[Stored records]
· · · · ·
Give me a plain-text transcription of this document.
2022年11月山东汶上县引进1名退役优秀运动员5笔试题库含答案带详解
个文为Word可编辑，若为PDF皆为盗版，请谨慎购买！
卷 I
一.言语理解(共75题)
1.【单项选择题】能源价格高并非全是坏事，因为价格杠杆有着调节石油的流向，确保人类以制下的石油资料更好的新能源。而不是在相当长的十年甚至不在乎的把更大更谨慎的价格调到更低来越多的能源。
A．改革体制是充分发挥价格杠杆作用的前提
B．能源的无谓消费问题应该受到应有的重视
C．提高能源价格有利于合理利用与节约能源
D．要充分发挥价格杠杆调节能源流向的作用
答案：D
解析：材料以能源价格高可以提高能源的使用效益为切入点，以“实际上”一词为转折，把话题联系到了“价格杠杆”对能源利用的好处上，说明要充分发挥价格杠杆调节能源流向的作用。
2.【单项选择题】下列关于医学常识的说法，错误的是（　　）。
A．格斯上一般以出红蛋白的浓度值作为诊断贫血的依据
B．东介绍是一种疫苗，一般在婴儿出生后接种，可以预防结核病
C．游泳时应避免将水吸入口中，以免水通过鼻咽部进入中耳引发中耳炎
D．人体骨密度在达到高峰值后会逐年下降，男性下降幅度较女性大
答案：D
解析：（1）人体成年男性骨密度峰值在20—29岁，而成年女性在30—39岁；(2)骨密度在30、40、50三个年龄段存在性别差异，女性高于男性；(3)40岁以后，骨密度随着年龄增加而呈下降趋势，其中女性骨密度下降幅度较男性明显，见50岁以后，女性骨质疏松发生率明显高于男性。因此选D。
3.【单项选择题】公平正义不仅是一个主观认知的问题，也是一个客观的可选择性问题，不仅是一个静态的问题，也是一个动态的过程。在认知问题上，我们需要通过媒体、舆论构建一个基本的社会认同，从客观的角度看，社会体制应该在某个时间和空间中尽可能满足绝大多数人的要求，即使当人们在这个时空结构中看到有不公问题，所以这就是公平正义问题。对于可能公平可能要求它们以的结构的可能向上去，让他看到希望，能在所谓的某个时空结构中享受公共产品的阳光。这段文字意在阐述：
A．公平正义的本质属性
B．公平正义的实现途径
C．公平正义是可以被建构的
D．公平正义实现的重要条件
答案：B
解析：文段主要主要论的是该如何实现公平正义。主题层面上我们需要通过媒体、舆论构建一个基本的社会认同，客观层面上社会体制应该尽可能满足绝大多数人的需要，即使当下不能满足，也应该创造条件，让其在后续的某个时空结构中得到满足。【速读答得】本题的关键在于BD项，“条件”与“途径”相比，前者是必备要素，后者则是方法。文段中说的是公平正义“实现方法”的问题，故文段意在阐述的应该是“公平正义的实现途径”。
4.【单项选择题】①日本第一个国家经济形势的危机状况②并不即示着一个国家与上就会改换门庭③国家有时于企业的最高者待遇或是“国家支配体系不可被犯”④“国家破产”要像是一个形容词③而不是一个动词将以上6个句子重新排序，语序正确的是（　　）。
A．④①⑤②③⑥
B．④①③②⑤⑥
· · · · ·
> _Written instruction_:
Reproduce each record shown above without altering a single word.

> _Task output_:
Give me a plain-text transcription of this document.
2022年11月山东汶上县引进1名退役优秀运动员5笔试题库含答案带详解
个文为Word可编辑，若为PDF皆为盗版，请谨慎购买！
卷 I
一.言语理解(共75题)
1.【单项选择题】能源价格高并非全是坏事，因为价格杠杆有着调节石油的流向，确保人类以制下的石油资料更好的新能源。而不是在相当长的十年甚至不在乎的把更大更谨慎的价格调到更低来越多的能源。
A．改革体制是充分发挥价格杠杆作用的前提
B．能源的无谓消费问题应该受到应有的重视
C．提高能源价格有利于合理利用与节约能源
D．要充分发挥价格杠杆调节能源流向的作用
答案：D
解析：材料以能源价格高可以提高能源的使用效益为切入点，以“实际上”一词为转折，把话题联系到了“价格杠杆”对能源利用的好处上，说明要充分发挥价格杠杆调节能源流向的作用。
2.【单项选择题】下列关于医学常识的说法，错误的是（　　）。
A．格斯上一般以出红蛋白的浓度值作为诊断贫血的依据
B．东介绍是一种疫苗，一般在婴儿出生后接种，可以预防结核病
C．游泳时应避免将水吸入口中，以免水通过鼻咽部进入中耳引发中耳炎
D．人体骨密度在达到高峰值后会逐年下降，男性下降幅度较女性大
答案：D
解析：（1）人体成年男性骨密度峰值在20—29岁，而成年女性在30—39岁；(2)骨密度在30、40、50三个年龄段存在性别差异，女性高于男性；(3)40岁以后，骨密度随着年龄增加而呈下降趋势，其中女性骨密度下降幅度较男性明显，见50岁以后，女性骨质疏松发生率明显高于男性。因此选D。
3.【单项选择题】公平正义不仅是一个主观认知的问题，也是一个客观的可选择性问题，不仅是一个静态的问题，也是一个动态的过程。在认知问题上，我们需要通过媒体、舆论构建一个基本的社会认同，从客观的角度看，社会体制应该在某个时间和空间中尽可能满足绝大多数人的要求，即使当人们在这个时空结构中看到有不公问题，所以这就是公平正义问题。对于可能公平可能要求它们以的结构的可能向上去，让他看到希望，能在所谓的某个时空结构中享受公共产品的阳光。这段文字意在阐述：
A．公平正义的本质属性
B．公平正义的实现途径
C．公平正义是可以被建构的
D．公平正义实现的重要条件
答案：B
解析：文段主要主要论的是该如何实现公平正义。主题层面上我们需要通过媒体、舆论构建一个基本的社会认同，客观层面上社会体制应该尽可能满足绝大多数人的需要，即使当下不能满足，也应该创造条件，让其在后续的某个时空结构中得到满足。【速读答得】本题的关键在于BD项，“条件”与“途径”相比，前者是必备要素，后者则是方法。文段中说的是公平正义“实现方法”的问题，故文段意在阐述的应该是“公平正义的实现途径”。
4.【单项选择题】①日本第一个国家经济形势的危机状况②并不即示着一个国家与上就会改换门庭③国家有时于企业的最高者待遇或是“国家支配体系不可被犯”④“国家破产”要像是一个形容词③而不是一个动词将以上6个句子重新排序，语序正确的是（　　）。
A．④①⑤②③⑥
B．④①③②⑤⑥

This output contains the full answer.